What you need to do: Copy the lines holding the word "English", all of them.

Material for this exercise:
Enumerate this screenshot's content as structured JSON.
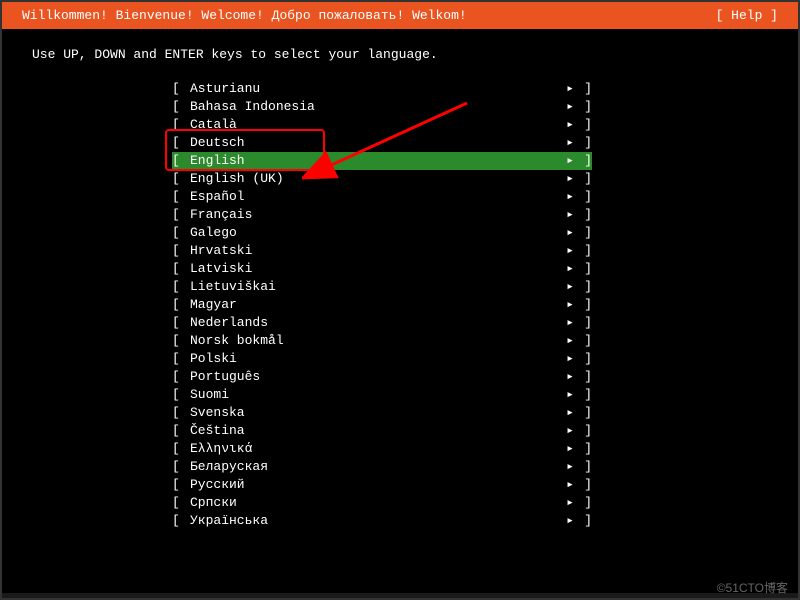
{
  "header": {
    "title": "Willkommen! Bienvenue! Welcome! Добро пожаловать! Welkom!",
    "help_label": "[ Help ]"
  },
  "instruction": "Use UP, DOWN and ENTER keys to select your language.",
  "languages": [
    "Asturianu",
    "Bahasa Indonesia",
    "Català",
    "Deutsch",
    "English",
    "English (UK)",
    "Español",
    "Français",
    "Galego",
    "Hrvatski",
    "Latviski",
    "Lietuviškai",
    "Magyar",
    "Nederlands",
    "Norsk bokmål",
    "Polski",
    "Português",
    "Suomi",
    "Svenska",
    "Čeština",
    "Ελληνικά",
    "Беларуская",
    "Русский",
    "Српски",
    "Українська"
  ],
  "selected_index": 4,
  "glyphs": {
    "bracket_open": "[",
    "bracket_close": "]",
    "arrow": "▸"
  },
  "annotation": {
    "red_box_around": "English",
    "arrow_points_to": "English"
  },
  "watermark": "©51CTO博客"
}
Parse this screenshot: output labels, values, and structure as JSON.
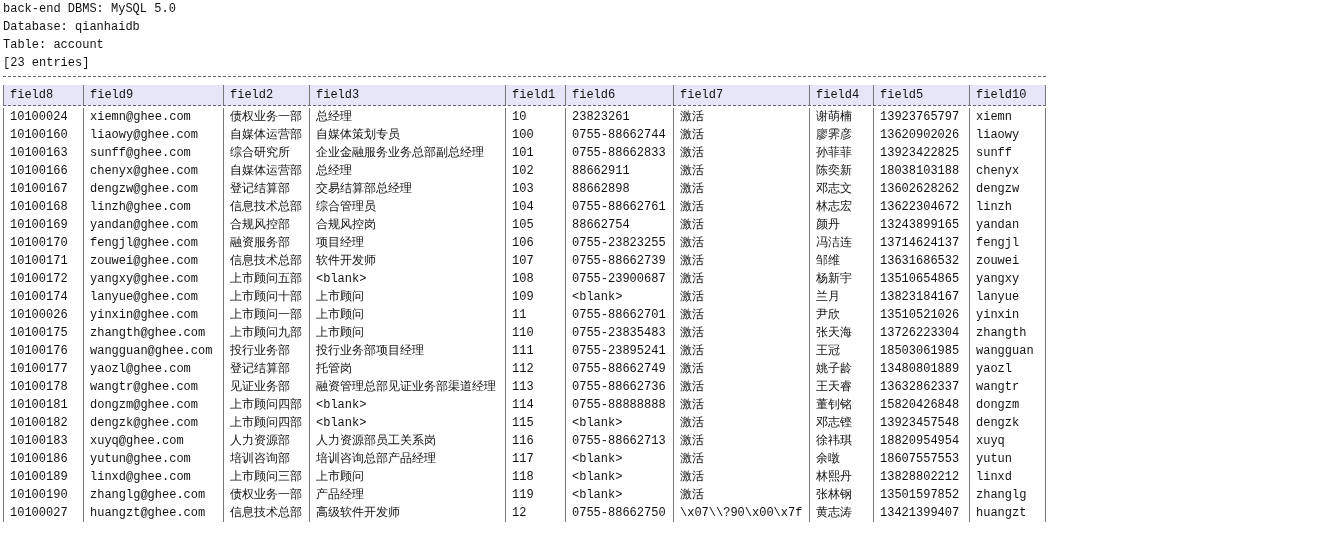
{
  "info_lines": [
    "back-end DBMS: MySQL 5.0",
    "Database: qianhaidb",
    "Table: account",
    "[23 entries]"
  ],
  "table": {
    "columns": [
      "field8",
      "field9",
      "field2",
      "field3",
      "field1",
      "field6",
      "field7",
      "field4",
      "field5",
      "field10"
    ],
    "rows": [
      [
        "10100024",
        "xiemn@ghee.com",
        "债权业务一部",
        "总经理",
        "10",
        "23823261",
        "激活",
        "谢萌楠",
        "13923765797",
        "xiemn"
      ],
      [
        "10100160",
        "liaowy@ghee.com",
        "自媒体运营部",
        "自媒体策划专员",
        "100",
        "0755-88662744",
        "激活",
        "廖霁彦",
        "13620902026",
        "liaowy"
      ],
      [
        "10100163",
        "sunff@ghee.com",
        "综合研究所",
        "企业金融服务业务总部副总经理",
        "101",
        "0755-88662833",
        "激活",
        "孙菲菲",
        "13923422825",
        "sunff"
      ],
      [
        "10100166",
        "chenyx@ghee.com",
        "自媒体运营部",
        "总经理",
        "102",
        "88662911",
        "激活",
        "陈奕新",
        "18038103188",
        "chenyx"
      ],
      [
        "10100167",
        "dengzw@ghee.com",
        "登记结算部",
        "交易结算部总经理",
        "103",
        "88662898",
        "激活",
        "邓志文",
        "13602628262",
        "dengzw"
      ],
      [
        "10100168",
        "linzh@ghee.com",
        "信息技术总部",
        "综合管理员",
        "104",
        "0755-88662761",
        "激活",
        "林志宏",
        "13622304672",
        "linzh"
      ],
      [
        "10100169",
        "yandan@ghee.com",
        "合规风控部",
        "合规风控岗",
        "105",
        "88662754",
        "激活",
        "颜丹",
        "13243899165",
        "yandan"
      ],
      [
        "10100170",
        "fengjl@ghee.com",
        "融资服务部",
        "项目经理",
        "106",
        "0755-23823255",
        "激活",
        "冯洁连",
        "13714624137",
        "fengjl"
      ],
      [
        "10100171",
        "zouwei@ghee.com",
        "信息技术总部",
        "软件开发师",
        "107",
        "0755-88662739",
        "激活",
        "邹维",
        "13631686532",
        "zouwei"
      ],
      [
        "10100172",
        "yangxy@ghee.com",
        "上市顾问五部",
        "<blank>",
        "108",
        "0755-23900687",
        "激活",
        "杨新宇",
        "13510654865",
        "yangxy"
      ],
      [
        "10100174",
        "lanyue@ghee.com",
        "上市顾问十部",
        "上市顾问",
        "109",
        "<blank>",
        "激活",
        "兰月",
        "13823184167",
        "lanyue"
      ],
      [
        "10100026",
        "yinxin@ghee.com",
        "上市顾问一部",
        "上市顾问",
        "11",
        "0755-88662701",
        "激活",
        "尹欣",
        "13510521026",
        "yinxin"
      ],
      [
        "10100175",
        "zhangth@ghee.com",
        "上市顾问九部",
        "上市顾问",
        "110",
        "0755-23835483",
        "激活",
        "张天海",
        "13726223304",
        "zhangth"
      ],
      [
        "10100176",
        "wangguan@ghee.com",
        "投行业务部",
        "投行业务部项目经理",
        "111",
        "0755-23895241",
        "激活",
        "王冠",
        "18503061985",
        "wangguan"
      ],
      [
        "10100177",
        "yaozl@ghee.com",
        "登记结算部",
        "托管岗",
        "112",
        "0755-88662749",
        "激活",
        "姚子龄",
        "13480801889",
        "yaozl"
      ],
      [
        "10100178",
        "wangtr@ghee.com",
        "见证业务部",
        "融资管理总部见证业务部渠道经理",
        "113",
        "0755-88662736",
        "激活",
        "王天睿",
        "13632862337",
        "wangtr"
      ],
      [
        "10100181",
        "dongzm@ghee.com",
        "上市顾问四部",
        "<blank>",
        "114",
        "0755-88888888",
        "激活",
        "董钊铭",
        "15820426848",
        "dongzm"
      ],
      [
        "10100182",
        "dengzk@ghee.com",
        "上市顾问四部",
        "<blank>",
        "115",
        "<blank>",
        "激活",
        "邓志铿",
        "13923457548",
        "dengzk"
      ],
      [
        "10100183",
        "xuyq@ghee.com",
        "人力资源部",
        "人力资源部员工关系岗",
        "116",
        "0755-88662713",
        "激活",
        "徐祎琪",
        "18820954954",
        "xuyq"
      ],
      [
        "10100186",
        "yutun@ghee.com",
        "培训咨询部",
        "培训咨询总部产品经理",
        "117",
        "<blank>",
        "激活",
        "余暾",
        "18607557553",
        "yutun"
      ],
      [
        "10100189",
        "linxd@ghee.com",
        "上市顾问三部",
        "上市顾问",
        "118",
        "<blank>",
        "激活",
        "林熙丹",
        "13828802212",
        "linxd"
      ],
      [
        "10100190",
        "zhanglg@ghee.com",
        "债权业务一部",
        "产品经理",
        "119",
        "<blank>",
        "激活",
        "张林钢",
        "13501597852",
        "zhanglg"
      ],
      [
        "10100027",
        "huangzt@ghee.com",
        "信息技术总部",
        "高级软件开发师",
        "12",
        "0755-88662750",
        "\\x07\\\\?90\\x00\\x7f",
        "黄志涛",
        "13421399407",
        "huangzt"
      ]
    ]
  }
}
...
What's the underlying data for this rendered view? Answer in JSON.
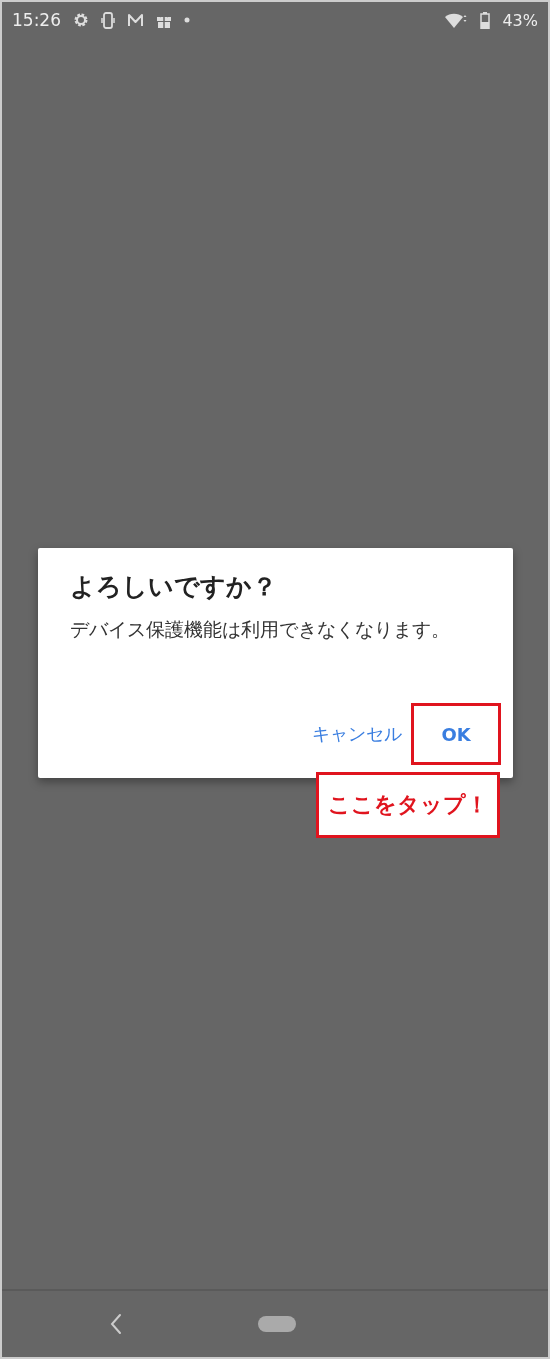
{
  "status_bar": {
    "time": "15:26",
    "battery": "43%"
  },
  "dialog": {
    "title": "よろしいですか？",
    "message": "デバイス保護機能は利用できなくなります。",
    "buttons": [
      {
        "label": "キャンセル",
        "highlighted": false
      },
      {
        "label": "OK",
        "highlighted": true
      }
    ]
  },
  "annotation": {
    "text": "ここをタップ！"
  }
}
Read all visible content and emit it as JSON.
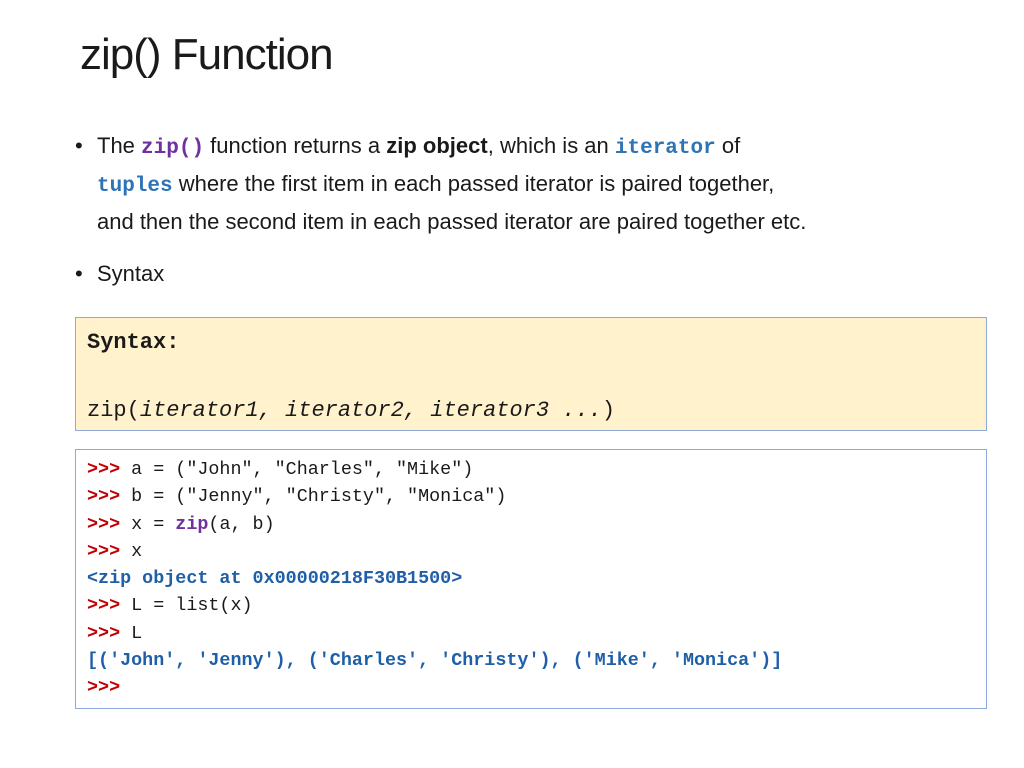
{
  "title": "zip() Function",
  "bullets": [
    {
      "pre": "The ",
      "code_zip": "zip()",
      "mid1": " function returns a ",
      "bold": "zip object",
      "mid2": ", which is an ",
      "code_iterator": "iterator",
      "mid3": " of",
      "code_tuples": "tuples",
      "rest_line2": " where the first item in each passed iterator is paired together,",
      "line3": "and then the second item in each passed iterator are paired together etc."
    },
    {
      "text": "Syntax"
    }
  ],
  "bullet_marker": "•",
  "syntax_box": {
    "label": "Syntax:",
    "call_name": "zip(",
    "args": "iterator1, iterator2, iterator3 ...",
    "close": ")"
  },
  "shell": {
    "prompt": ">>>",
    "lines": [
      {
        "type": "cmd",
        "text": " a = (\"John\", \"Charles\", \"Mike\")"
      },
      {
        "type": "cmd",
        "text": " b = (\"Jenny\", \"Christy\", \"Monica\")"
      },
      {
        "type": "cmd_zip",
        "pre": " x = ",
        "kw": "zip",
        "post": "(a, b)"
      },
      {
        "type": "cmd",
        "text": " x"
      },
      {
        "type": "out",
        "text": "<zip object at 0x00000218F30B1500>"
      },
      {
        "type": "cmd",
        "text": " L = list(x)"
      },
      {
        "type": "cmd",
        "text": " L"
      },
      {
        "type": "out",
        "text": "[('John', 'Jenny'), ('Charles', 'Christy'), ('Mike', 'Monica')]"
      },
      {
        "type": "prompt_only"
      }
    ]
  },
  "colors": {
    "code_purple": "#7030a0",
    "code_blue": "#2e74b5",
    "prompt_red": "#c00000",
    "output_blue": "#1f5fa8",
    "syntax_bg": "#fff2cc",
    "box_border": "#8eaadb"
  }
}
==
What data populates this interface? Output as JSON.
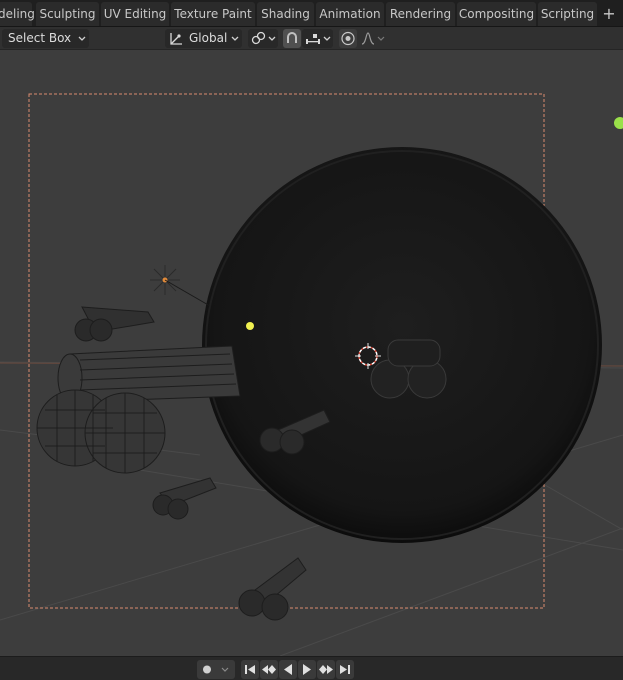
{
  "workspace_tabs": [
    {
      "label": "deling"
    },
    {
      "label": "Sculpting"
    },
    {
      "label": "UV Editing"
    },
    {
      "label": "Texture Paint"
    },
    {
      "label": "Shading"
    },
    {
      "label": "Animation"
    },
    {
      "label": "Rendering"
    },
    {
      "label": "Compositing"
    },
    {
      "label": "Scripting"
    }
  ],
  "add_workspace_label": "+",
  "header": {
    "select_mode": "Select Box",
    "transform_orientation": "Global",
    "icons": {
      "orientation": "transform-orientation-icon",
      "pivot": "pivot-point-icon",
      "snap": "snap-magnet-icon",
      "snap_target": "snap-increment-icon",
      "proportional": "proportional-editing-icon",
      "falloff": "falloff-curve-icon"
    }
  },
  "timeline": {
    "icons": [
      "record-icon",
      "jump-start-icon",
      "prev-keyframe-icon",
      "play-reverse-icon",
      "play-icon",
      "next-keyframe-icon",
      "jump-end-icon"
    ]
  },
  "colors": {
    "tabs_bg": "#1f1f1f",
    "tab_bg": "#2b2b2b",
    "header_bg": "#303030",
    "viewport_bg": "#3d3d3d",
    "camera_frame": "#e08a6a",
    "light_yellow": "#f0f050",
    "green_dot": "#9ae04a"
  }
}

Result for this task:
    "English",
    "English (UK)",
    "red_box_around": "English",
    "arrow_points_to": "English"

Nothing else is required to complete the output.